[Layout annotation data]
--- START ---

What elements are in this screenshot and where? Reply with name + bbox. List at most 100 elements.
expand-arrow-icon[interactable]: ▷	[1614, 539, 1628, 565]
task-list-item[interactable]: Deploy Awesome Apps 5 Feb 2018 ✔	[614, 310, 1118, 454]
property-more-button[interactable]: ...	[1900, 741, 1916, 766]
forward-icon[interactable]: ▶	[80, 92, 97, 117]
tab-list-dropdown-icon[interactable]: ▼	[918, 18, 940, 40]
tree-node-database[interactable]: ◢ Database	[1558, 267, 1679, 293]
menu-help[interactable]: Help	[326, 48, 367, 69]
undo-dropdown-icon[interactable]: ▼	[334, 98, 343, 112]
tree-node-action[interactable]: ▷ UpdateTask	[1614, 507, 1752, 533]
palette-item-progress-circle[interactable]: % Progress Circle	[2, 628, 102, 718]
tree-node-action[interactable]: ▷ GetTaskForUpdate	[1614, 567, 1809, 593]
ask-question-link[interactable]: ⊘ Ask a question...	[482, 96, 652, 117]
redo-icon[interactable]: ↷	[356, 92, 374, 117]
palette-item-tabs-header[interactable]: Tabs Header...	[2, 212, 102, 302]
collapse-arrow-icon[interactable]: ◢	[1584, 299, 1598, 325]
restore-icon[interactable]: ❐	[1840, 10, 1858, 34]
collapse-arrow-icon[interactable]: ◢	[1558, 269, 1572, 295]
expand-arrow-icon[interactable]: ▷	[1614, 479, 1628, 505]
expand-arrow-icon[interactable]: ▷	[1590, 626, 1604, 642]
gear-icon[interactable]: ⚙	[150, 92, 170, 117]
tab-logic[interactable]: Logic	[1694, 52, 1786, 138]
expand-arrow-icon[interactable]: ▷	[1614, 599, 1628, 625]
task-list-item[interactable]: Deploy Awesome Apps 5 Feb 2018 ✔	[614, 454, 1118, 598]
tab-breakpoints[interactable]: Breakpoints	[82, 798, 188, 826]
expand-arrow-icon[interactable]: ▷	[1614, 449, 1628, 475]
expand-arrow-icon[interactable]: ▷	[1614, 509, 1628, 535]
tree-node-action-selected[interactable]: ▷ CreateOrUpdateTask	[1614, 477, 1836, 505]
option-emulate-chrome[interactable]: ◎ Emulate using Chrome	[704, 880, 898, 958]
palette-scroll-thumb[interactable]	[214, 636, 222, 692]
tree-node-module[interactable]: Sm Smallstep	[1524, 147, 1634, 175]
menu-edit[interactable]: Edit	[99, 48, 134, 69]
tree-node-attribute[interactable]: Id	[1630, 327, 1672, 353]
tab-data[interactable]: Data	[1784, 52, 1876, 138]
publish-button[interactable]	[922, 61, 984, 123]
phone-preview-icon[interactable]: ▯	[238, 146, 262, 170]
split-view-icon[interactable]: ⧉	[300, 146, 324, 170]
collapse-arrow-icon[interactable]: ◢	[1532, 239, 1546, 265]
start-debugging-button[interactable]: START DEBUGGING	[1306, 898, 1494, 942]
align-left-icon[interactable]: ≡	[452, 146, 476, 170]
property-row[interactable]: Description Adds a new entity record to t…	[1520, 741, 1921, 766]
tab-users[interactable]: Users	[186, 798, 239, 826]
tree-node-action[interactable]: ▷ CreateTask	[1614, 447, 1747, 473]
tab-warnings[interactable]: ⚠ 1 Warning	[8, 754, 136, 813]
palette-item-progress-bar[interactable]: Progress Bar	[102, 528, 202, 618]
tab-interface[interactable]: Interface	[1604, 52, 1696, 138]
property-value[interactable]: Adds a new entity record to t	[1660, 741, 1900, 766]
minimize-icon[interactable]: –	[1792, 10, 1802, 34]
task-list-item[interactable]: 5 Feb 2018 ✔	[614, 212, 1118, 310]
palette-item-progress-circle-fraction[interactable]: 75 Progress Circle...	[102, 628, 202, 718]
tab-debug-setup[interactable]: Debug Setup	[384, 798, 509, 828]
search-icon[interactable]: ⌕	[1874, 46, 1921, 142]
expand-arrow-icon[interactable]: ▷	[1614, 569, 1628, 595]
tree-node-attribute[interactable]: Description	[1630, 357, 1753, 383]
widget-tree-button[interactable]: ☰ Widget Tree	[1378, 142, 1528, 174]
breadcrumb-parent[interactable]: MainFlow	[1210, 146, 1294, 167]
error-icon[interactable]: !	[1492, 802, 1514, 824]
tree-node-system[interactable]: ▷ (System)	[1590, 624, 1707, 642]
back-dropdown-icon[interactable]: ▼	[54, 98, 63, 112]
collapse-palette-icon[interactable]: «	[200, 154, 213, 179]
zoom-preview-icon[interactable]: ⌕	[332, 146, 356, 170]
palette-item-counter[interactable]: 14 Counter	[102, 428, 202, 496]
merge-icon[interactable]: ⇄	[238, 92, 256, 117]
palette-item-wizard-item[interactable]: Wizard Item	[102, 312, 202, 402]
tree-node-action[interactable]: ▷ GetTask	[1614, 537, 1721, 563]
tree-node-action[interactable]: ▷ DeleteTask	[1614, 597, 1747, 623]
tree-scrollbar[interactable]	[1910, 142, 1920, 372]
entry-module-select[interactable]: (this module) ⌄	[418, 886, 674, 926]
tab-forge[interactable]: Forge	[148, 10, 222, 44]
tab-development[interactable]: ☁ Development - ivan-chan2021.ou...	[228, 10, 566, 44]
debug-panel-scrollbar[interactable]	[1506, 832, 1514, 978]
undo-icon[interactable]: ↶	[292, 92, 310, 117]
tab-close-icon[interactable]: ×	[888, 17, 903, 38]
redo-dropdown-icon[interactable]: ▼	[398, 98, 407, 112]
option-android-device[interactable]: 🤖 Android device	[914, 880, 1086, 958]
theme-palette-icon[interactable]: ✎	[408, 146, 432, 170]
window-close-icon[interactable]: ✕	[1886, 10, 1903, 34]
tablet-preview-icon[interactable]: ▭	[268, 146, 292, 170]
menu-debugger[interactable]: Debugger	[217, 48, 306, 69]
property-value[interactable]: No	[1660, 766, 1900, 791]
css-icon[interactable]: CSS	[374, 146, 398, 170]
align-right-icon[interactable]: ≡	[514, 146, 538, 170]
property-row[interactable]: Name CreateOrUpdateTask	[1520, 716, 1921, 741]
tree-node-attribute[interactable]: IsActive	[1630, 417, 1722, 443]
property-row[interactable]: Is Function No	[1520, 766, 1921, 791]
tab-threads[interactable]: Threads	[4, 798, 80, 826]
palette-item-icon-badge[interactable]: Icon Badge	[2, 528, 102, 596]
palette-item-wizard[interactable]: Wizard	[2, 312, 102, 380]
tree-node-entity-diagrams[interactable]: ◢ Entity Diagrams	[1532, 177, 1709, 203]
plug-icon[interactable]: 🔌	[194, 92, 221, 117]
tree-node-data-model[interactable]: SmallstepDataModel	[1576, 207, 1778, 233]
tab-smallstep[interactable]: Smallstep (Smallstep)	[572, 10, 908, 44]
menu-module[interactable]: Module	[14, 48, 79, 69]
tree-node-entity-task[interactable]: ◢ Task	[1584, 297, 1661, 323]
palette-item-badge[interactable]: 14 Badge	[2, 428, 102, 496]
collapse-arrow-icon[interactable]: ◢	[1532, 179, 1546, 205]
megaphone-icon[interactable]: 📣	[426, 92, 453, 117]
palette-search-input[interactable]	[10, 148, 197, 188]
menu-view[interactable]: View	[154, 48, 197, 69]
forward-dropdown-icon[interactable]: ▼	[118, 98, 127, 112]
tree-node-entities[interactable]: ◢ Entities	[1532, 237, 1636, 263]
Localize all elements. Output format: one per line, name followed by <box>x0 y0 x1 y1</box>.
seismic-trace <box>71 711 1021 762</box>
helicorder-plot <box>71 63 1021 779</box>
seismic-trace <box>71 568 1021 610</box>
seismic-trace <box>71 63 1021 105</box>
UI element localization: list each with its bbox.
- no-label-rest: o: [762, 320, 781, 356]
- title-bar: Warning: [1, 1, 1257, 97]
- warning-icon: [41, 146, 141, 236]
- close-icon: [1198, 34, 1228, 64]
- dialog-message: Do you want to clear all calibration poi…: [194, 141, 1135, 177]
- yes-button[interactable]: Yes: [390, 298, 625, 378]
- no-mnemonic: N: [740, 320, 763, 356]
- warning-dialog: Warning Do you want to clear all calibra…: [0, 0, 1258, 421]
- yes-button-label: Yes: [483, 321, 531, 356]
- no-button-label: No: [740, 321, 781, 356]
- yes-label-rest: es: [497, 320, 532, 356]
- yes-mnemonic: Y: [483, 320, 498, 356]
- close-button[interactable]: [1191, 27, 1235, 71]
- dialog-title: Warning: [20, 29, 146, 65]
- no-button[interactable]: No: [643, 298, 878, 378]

--- END ---

**YOUR OBJECTIVE**
Lay out the material as a numbered list, from its first line up to and including the line with "147, 1634, 175]", leaving out any blank lines.

**RESPONSE TO THE EXERCISE**
1. What elements are in this screenshot and where? Reply with name + bbox. List at most 100 elements.
2. expand-arrow-icon[interactable]: ▷	[1614, 539, 1628, 565]
3. task-list-item[interactable]: Deploy Awesome Apps 5 Feb 2018 ✔	[614, 310, 1118, 454]
4. property-more-button[interactable]: ...	[1900, 741, 1916, 766]
5. forward-icon[interactable]: ▶	[80, 92, 97, 117]
6. tab-list-dropdown-icon[interactable]: ▼	[918, 18, 940, 40]
7. tree-node-database[interactable]: ◢ Database	[1558, 267, 1679, 293]
8. menu-help[interactable]: Help	[326, 48, 367, 69]
9. undo-dropdown-icon[interactable]: ▼	[334, 98, 343, 112]
10. tree-node-action[interactable]: ▷ UpdateTask	[1614, 507, 1752, 533]
11. palette-item-progress-circle[interactable]: % Progress Circle	[2, 628, 102, 718]
12. tree-node-action[interactable]: ▷ GetTaskForUpdate	[1614, 567, 1809, 593]
13. ask-question-link[interactable]: ⊘ Ask a question...	[482, 96, 652, 117]
14. redo-icon[interactable]: ↷	[356, 92, 374, 117]
15. palette-item-tabs-header[interactable]: Tabs Header...	[2, 212, 102, 302]
16. collapse-arrow-icon[interactable]: ◢	[1584, 299, 1598, 325]
17. restore-icon[interactable]: ❐	[1840, 10, 1858, 34]
18. collapse-arrow-icon[interactable]: ◢	[1558, 269, 1572, 295]
19. expand-arrow-icon[interactable]: ▷	[1614, 479, 1628, 505]
20. expand-arrow-icon[interactable]: ▷	[1590, 626, 1604, 642]
21. gear-icon[interactable]: ⚙	[150, 92, 170, 117]
22. tab-logic[interactable]: Logic	[1694, 52, 1786, 138]
23. expand-arrow-icon[interactable]: ▷	[1614, 599, 1628, 625]
24. task-list-item[interactable]: Deploy Awesome Apps 5 Feb 2018 ✔	[614, 454, 1118, 598]
25. tab-breakpoints[interactable]: Breakpoints	[82, 798, 188, 826]
26. expand-arrow-icon[interactable]: ▷	[1614, 449, 1628, 475]
27. expand-arrow-icon[interactable]: ▷	[1614, 509, 1628, 535]
28. tree-node-action-selected[interactable]: ▷ CreateOrUpdateTask	[1614, 477, 1836, 505]
29. option-emulate-chrome[interactable]: ◎ Emulate using Chrome	[704, 880, 898, 958]
30. palette-scroll-thumb[interactable]	[214, 636, 222, 692]
31. tree-node-module[interactable]: Sm Smallstep	[1524, 147, 1634, 175]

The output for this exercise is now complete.